§ **STATED PROBLEM**: Lines containing the string "surplus" are to be collected in full.

§ **DATASET RECORDS**:
--- begin ---

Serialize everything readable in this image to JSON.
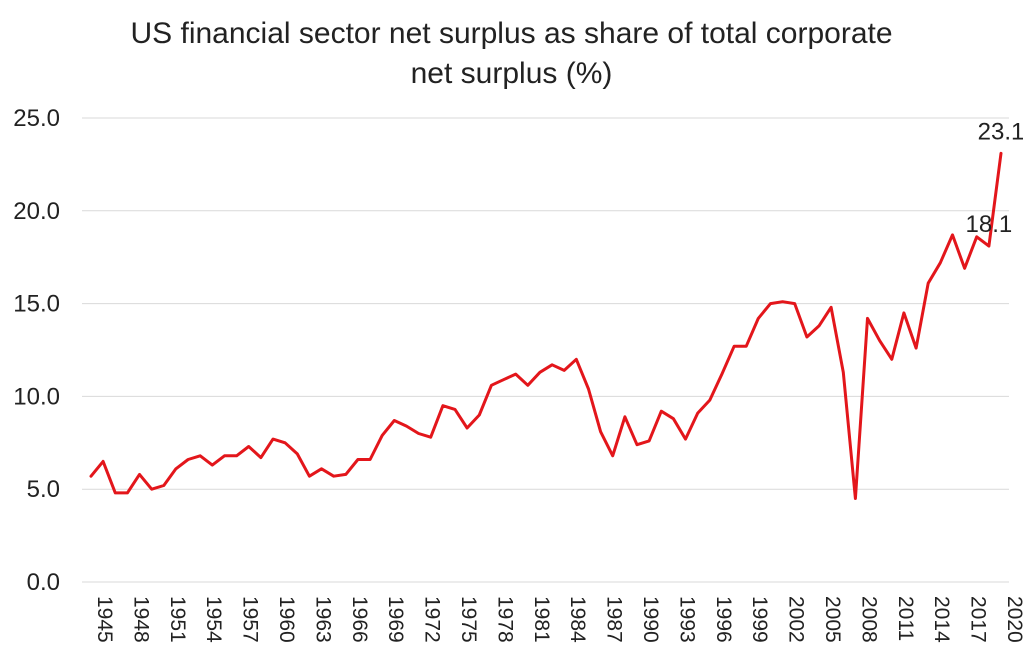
{
  "chart_data": {
    "type": "line",
    "title_lines": [
      "US financial sector net surplus as share of total corporate",
      "net surplus (%)"
    ],
    "xlabel": "",
    "ylabel": "",
    "ylim": [
      0,
      25
    ],
    "yticks": [
      "0.0",
      "5.0",
      "10.0",
      "15.0",
      "20.0",
      "25.0"
    ],
    "grid": true,
    "line_color": "#e3161b",
    "x": [
      1945,
      1946,
      1947,
      1948,
      1949,
      1950,
      1951,
      1952,
      1953,
      1954,
      1955,
      1956,
      1957,
      1958,
      1959,
      1960,
      1961,
      1962,
      1963,
      1964,
      1965,
      1966,
      1967,
      1968,
      1969,
      1970,
      1971,
      1972,
      1973,
      1974,
      1975,
      1976,
      1977,
      1978,
      1979,
      1980,
      1981,
      1982,
      1983,
      1984,
      1985,
      1986,
      1987,
      1988,
      1989,
      1990,
      1991,
      1992,
      1993,
      1994,
      1995,
      1996,
      1997,
      1998,
      1999,
      2000,
      2001,
      2002,
      2003,
      2004,
      2005,
      2006,
      2007,
      2008,
      2009,
      2010,
      2011,
      2012,
      2013,
      2014,
      2015,
      2016,
      2017,
      2018,
      2019,
      2020
    ],
    "xtick_labels": [
      "1945",
      "1948",
      "1951",
      "1954",
      "1957",
      "1960",
      "1963",
      "1966",
      "1969",
      "1972",
      "1975",
      "1978",
      "1981",
      "1984",
      "1987",
      "1990",
      "1993",
      "1996",
      "1999",
      "2002",
      "2005",
      "2008",
      "2011",
      "2014",
      "2017",
      "2020"
    ],
    "series": [
      {
        "values": [
          5.7,
          6.5,
          4.8,
          4.8,
          5.8,
          5.0,
          5.2,
          6.1,
          6.6,
          6.8,
          6.3,
          6.8,
          6.8,
          7.3,
          6.7,
          7.7,
          7.5,
          6.9,
          5.7,
          6.1,
          5.7,
          5.8,
          6.6,
          6.6,
          7.9,
          8.7,
          8.4,
          8.0,
          7.8,
          9.5,
          9.3,
          8.3,
          9.0,
          10.6,
          10.9,
          11.2,
          10.6,
          11.3,
          11.7,
          11.4,
          12.0,
          10.4,
          8.1,
          6.8,
          8.9,
          7.4,
          7.6,
          9.2,
          8.8,
          7.7,
          9.1,
          9.8,
          11.2,
          12.7,
          12.7,
          14.2,
          15.0,
          15.1,
          15.0,
          13.2,
          13.8,
          14.8,
          11.3,
          4.5,
          14.2,
          13.0,
          12.0,
          14.5,
          12.6,
          16.1,
          17.2,
          18.7,
          16.9,
          18.6,
          18.1,
          23.1
        ]
      }
    ],
    "annotations": [
      {
        "x": 2019,
        "y": 18.1,
        "text": "18.1"
      },
      {
        "x": 2020,
        "y": 23.1,
        "text": "23.1"
      }
    ]
  }
}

--- end ---

§ **RESPONSE BELOW**:
      "US financial sector net surplus as share of total corporate",
      "net surplus (%)"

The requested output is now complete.